What is needed here is an exact copy of every entry.

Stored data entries
....................
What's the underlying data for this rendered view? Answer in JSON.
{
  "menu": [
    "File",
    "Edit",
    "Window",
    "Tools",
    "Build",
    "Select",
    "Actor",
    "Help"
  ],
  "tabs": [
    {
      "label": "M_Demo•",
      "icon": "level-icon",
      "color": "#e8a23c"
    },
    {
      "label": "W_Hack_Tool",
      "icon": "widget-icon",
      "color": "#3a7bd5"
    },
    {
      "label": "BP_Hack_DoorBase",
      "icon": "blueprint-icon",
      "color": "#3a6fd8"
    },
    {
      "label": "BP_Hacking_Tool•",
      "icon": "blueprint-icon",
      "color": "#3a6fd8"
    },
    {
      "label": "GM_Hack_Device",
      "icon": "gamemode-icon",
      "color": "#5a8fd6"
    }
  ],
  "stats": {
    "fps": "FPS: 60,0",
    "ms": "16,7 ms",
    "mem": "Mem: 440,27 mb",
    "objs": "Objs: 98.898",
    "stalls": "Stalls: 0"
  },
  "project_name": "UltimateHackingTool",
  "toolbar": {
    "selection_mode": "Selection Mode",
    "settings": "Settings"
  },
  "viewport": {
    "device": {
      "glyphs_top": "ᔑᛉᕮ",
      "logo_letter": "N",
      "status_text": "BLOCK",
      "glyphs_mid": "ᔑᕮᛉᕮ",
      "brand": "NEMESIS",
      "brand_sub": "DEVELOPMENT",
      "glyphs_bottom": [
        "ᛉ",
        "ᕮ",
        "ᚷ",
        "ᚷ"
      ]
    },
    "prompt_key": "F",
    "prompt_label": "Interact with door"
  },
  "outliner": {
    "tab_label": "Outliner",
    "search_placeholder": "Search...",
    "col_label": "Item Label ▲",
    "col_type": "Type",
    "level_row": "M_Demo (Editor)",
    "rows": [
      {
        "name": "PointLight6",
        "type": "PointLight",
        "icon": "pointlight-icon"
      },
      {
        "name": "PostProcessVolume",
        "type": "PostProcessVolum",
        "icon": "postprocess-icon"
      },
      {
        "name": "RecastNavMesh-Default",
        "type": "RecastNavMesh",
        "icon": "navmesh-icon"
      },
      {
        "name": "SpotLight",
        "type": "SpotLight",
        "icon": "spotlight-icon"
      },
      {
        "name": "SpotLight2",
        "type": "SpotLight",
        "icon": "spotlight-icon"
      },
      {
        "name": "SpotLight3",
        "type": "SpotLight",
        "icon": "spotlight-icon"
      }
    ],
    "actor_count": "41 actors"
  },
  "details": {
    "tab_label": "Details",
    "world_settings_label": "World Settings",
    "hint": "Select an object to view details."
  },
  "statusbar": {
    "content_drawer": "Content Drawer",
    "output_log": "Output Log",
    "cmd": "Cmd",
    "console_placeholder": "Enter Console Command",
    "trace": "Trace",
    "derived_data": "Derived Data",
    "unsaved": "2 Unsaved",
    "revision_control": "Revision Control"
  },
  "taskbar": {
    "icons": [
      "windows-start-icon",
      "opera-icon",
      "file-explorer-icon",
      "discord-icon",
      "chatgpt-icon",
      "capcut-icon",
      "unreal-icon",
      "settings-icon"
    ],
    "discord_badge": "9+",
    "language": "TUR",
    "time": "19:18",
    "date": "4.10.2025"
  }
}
....................
- _Solved exercise_:
What's the underlying data for this rendered view? Answer in JSON.
{
  "menu": [
    "File",
    "Edit",
    "Window",
    "Tools",
    "Build",
    "Select",
    "Actor",
    "Help"
  ],
  "tabs": [
    {
      "label": "M_Demo•",
      "icon": "level-icon",
      "color": "#e8a23c"
    },
    {
      "label": "W_Hack_Tool",
      "icon": "widget-icon",
      "color": "#3a7bd5"
    },
    {
      "label": "BP_Hack_DoorBase",
      "icon": "blueprint-icon",
      "color": "#3a6fd8"
    },
    {
      "label": "BP_Hacking_Tool•",
      "icon": "blueprint-icon",
      "color": "#3a6fd8"
    },
    {
      "label": "GM_Hack_Device",
      "icon": "gamemode-icon",
      "color": "#5a8fd6"
    }
  ],
  "stats": {
    "fps": "FPS: 60,0",
    "ms": "16,7 ms",
    "mem": "Mem: 440,27 mb",
    "objs": "Objs: 98.898",
    "stalls": "Stalls: 0"
  },
  "project_name": "UltimateHackingTool",
  "toolbar": {
    "selection_mode": "Selection Mode",
    "settings": "Settings"
  },
  "viewport": {
    "device": {
      "glyphs_top": "ᔑᛉᕮ",
      "logo_letter": "N",
      "status_text": "BLOCK",
      "glyphs_mid": "ᔑᕮᛉᕮ",
      "brand": "NEMESIS",
      "brand_sub": "DEVELOPMENT",
      "glyphs_bottom": [
        "ᛉ",
        "ᕮ",
        "ᚷ",
        "ᚷ"
      ]
    },
    "prompt_key": "F",
    "prompt_label": "Interact with door"
  },
  "outliner": {
    "tab_label": "Outliner",
    "search_placeholder": "Search...",
    "col_label": "Item Label ▲",
    "col_type": "Type",
    "level_row": "M_Demo (Editor)",
    "rows": [
      {
        "name": "PointLight6",
        "type": "PointLight",
        "icon": "pointlight-icon"
      },
      {
        "name": "PostProcessVolume",
        "type": "PostProcessVolum",
        "icon": "postprocess-icon"
      },
      {
        "name": "RecastNavMesh-Default",
        "type": "RecastNavMesh",
        "icon": "navmesh-icon"
      },
      {
        "name": "SpotLight",
        "type": "SpotLight",
        "icon": "spotlight-icon"
      },
      {
        "name": "SpotLight2",
        "type": "SpotLight",
        "icon": "spotlight-icon"
      },
      {
        "name": "SpotLight3",
        "type": "SpotLight",
        "icon": "spotlight-icon"
      }
    ],
    "actor_count": "41 actors"
  },
  "details": {
    "tab_label": "Details",
    "world_settings_label": "World Settings",
    "hint": "Select an object to view details."
  },
  "statusbar": {
    "content_drawer": "Content Drawer",
    "output_log": "Output Log",
    "cmd": "Cmd",
    "console_placeholder": "Enter Console Command",
    "trace": "Trace",
    "derived_data": "Derived Data",
    "unsaved": "2 Unsaved",
    "revision_control": "Revision Control"
  },
  "taskbar": {
    "icons": [
      "windows-start-icon",
      "opera-icon",
      "file-explorer-icon",
      "discord-icon",
      "chatgpt-icon",
      "capcut-icon",
      "unreal-icon",
      "settings-icon"
    ],
    "discord_badge": "9+",
    "language": "TUR",
    "time": "19:18",
    "date": "4.10.2025"
  }
}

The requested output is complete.